Set task
Return a copy of each line that holds the string "JSON".

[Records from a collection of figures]
>>>

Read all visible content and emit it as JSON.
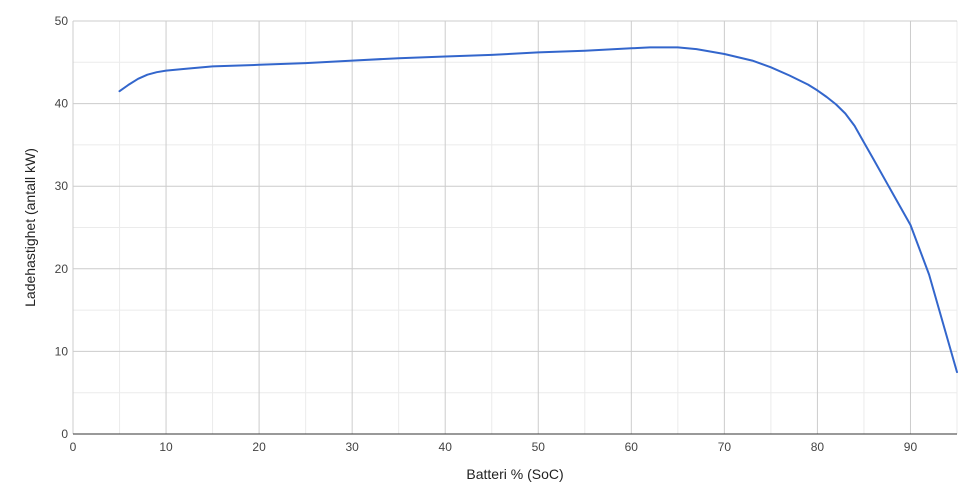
{
  "chart_data": {
    "type": "line",
    "xlabel": "Batteri % (SoC)",
    "ylabel": "Ladehastighet (antall kW)",
    "xlim": [
      0,
      95
    ],
    "ylim": [
      0,
      50
    ],
    "x_ticks": [
      0,
      10,
      20,
      30,
      40,
      50,
      60,
      70,
      80,
      90
    ],
    "y_ticks": [
      0,
      10,
      20,
      30,
      40,
      50
    ],
    "minor_x_step": 5,
    "minor_y_step": 5,
    "grid": true,
    "legend": "none",
    "series": [
      {
        "color": "#3366cc",
        "x": [
          5,
          6,
          7,
          8,
          9,
          10,
          12,
          15,
          20,
          25,
          30,
          35,
          40,
          45,
          50,
          55,
          60,
          62,
          65,
          67,
          70,
          73,
          75,
          77,
          79,
          80,
          81,
          82,
          83,
          84,
          85,
          86,
          88,
          90,
          92,
          95
        ],
        "y": [
          41.5,
          42.3,
          43.0,
          43.5,
          43.8,
          44.0,
          44.2,
          44.5,
          44.7,
          44.9,
          45.2,
          45.5,
          45.7,
          45.9,
          46.2,
          46.4,
          46.7,
          46.8,
          46.8,
          46.6,
          46.0,
          45.2,
          44.4,
          43.4,
          42.3,
          41.6,
          40.8,
          39.9,
          38.8,
          37.3,
          35.3,
          33.3,
          29.3,
          25.3,
          19.3,
          7.5
        ]
      }
    ]
  }
}
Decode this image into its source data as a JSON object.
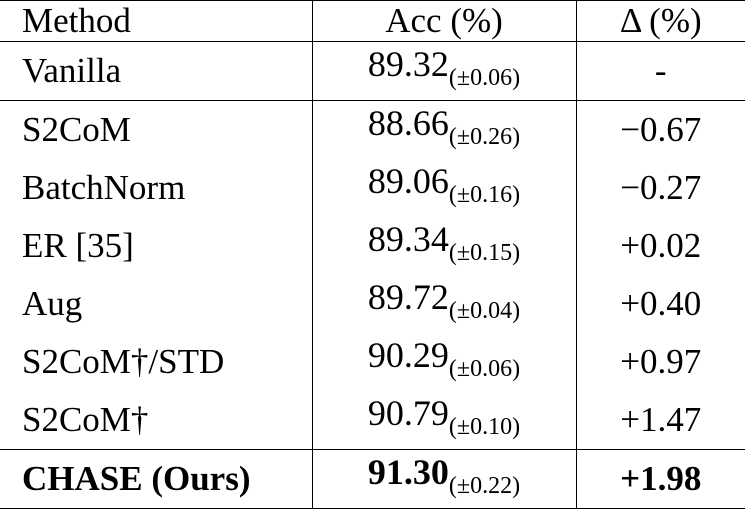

<<<

Complete answer
Read all visible content and emit it as JSON.
Decode this image into its source data as a JSON object.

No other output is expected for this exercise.